Extract provided:
Unfortunately, neither multiple editions nor the publisher’s practice offers any clarity on our original question, the presence of that curious hyphen in “does-n’t [sic].” The paperback edition’s generous typographical space conflicts with its strict economy in other matters: cramped margins, no illustrations, cheap paper. And though the illustrated edition was lavished with larger type, the designer chose to close up the space in contractions. So a transcriber of this text, or an editor who prepares a new edition, must make a surmise about this curious example. This is my surmise. When the compositor for the two-volume Jewett edition decided to place the hyphen at the end of the line, he probably struggled against competing influences. His copy, probably Stowe’s manuscript but possibly a marked up printing of the National Era newspaper, lacked a space before the comma. But the compositor’s instinct to follow copy contrasted with the book’s design, which insisted that contractions have a thin space between the two halves of the contraction. At the end of this line, he compromised awkwardly between the two practices: he inserted a hyphen that stands for a thin space.

That is, in the case of “does-n’t [sic]” at line end, a particular case that finds theoretical justification in the works of Jerome McGann and D. F. McKenzie, the hyphen represents a space that is not quite a space. Why one generic space is not equivalent to another will be the subject of Part III in this series of this post. This surmise can only be supported if our concept of typographical space is both historically sensitive and theoretically sound. While I aim to provide such a background, I must address our own era of computer typesetting, in which we have we have become accustomed to flexible spacing, wherein space as definition of width or space as substitute for line end is a matter of bewildering possibilities. Part III in this series of posts, “In which a hyphen is not a space,” will explore subtle variations in typographical space, from the perspective both of historical printing practices (hand-set type) and digital reproduction (ASCII, TeX, and Unicode). And we’ll turn in Part IV of this series to Modernist attitudes toward typography.

To be done: In the passage on the hyphen in "does-n't," what does the hyphen the compositor inserted at the end of the line stand for? The listing that comes next has no connection to the passage on the hyphen.

Dataset section:

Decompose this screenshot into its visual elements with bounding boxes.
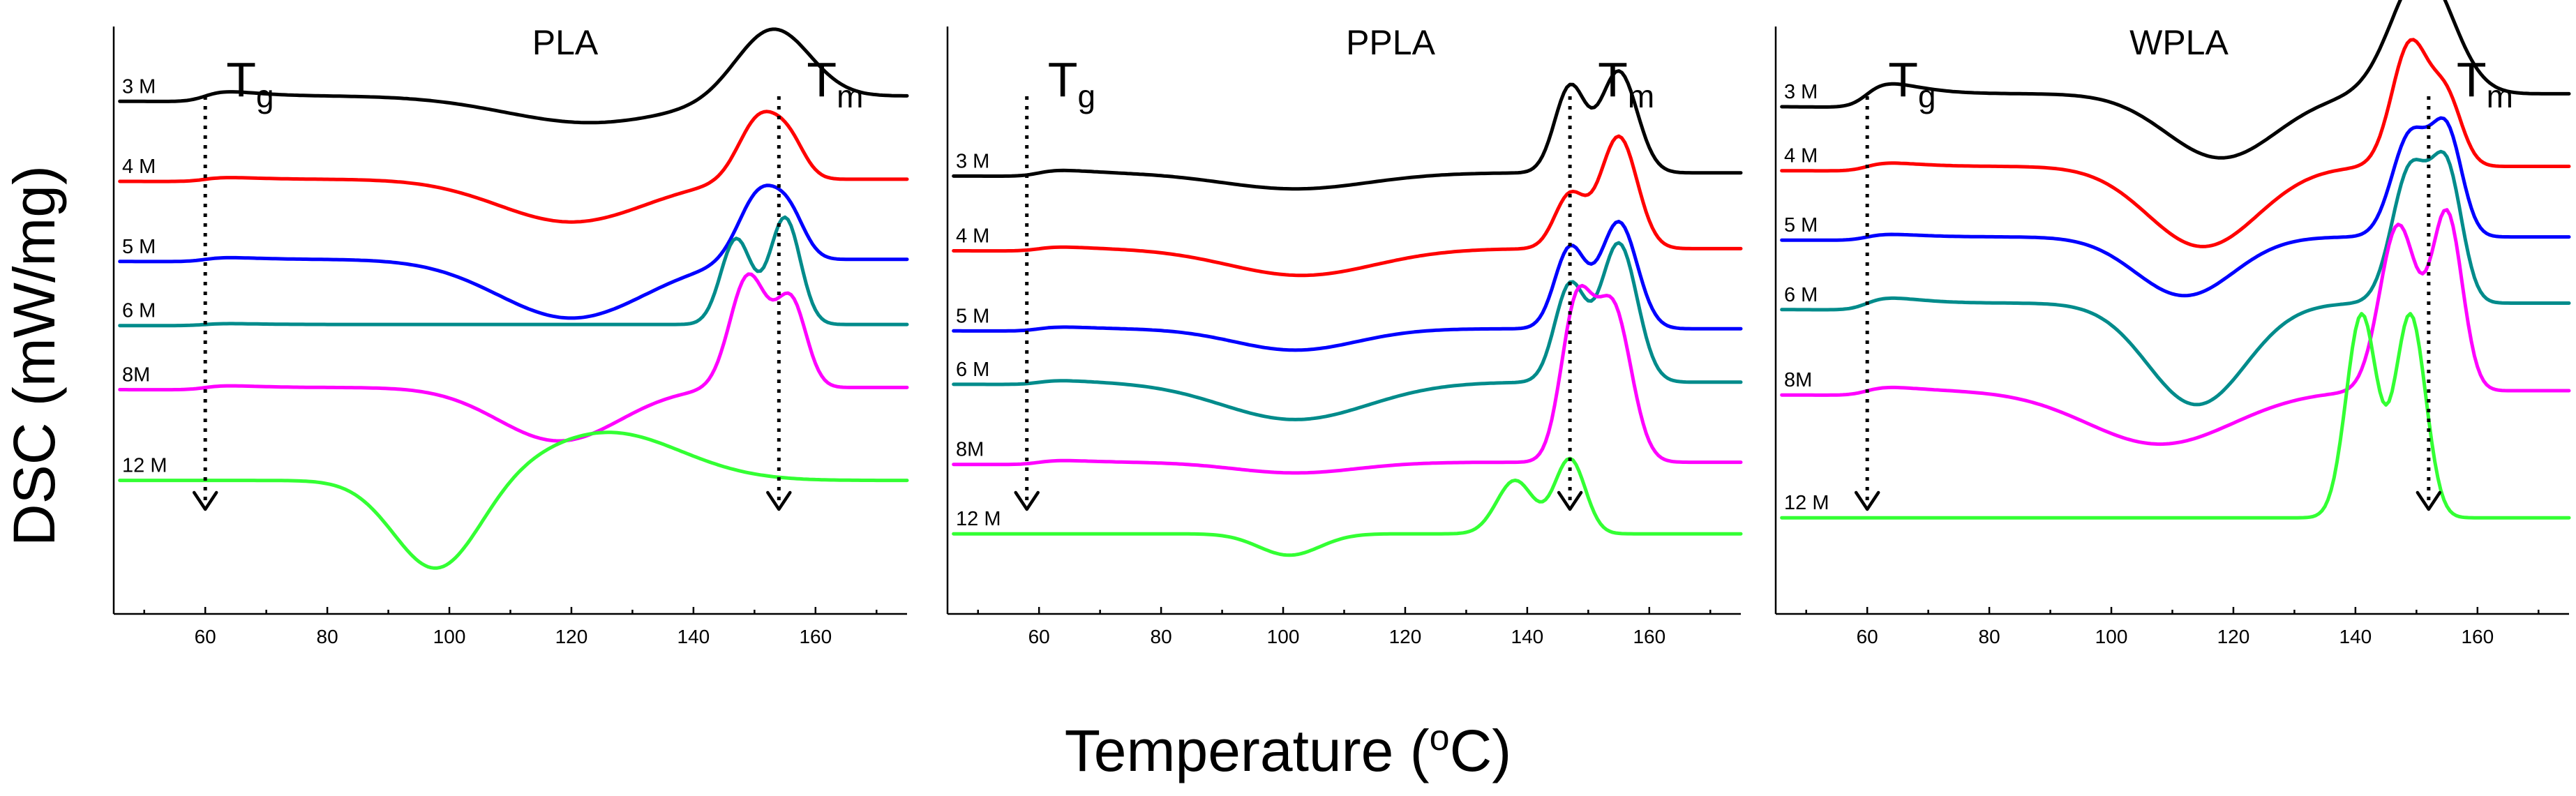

Final answer: It stands for a thin space.